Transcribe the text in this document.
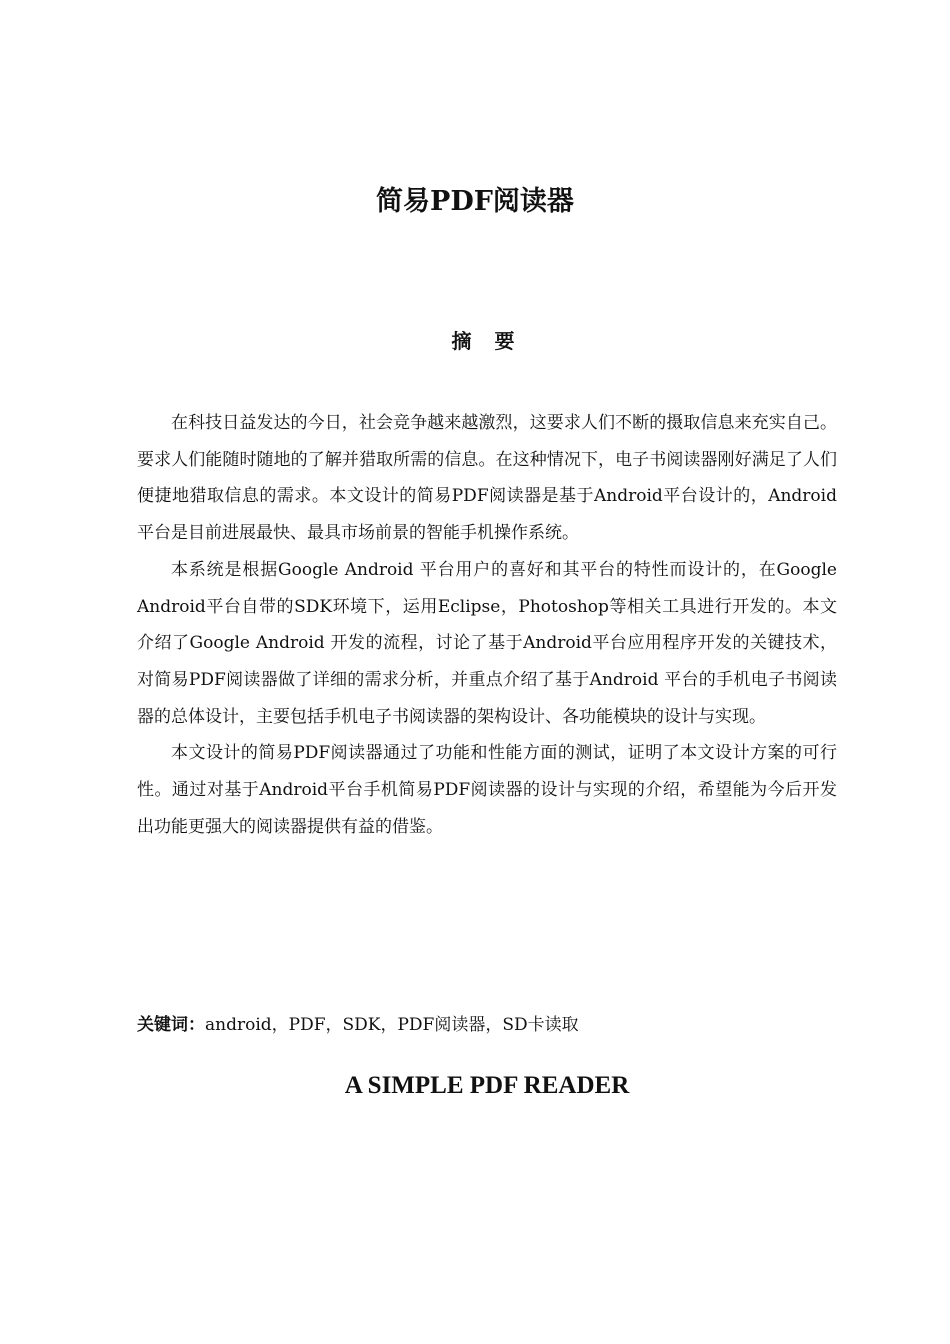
简易PDF阅读器
摘 要

在科技日益发达的今日，社会竞争越来越激烈，这要求人们不断的摄取信息来充实自己。要求人们能随时随地的了解并猎取所需的信息。在这种情况下，电子书阅读器刚好满足了人们便捷地猎取信息的需求。本文设计的简易PDF阅读器是基于Android平台设计的，Android平台是目前进展最快、最具市场前景的智能手机操作系统。

本系统是根据Google Android 平台用户的喜好和其平台的特性而设计的，在Google Android平台自带的SDK环境下，运用Eclipse，Photoshop等相关工具进行开发的。本文介绍了Google Android 开发的流程，讨论了基于Android平台应用程序开发的关键技术，对简易PDF阅读器做了详细的需求分析，并重点介绍了基于Android 平台的手机电子书阅读器的总体设计，主要包括手机电子书阅读器的架构设计、各功能模块的设计与实现。

本文设计的简易PDF阅读器通过了功能和性能方面的测试，证明了本文设计方案的可行性。通过对基于Android平台手机简易PDF阅读器的设计与实现的介绍，希望能为今后开发出功能更强大的阅读器提供有益的借鉴。

关键词：android，PDF，SDK，PDF阅读器，SD卡读取
A SIMPLE PDF READER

*Problem statement*:
From the entries above, output every line exactly and omit any image.

*Solution to the exercise*:
Transcribe the text in this document.
简易PDF阅读器
摘 要

在科技日益发达的今日，社会竞争越来越激烈，这要求人们不断的摄取信息来充实自己。要求人们能随时随地的了解并猎取所需的信息。在这种情况下，电子书阅读器刚好满足了人们便捷地猎取信息的需求。本文设计的简易PDF阅读器是基于Android平台设计的，Android平台是目前进展最快、最具市场前景的智能手机操作系统。

本系统是根据Google Android 平台用户的喜好和其平台的特性而设计的，在Google Android平台自带的SDK环境下，运用Eclipse，Photoshop等相关工具进行开发的。本文介绍了Google Android 开发的流程，讨论了基于Android平台应用程序开发的关键技术，对简易PDF阅读器做了详细的需求分析，并重点介绍了基于Android 平台的手机电子书阅读器的总体设计，主要包括手机电子书阅读器的架构设计、各功能模块的设计与实现。

本文设计的简易PDF阅读器通过了功能和性能方面的测试，证明了本文设计方案的可行性。通过对基于Android平台手机简易PDF阅读器的设计与实现的介绍，希望能为今后开发出功能更强大的阅读器提供有益的借鉴。

关键词：android，PDF，SDK，PDF阅读器，SD卡读取
A SIMPLE PDF READER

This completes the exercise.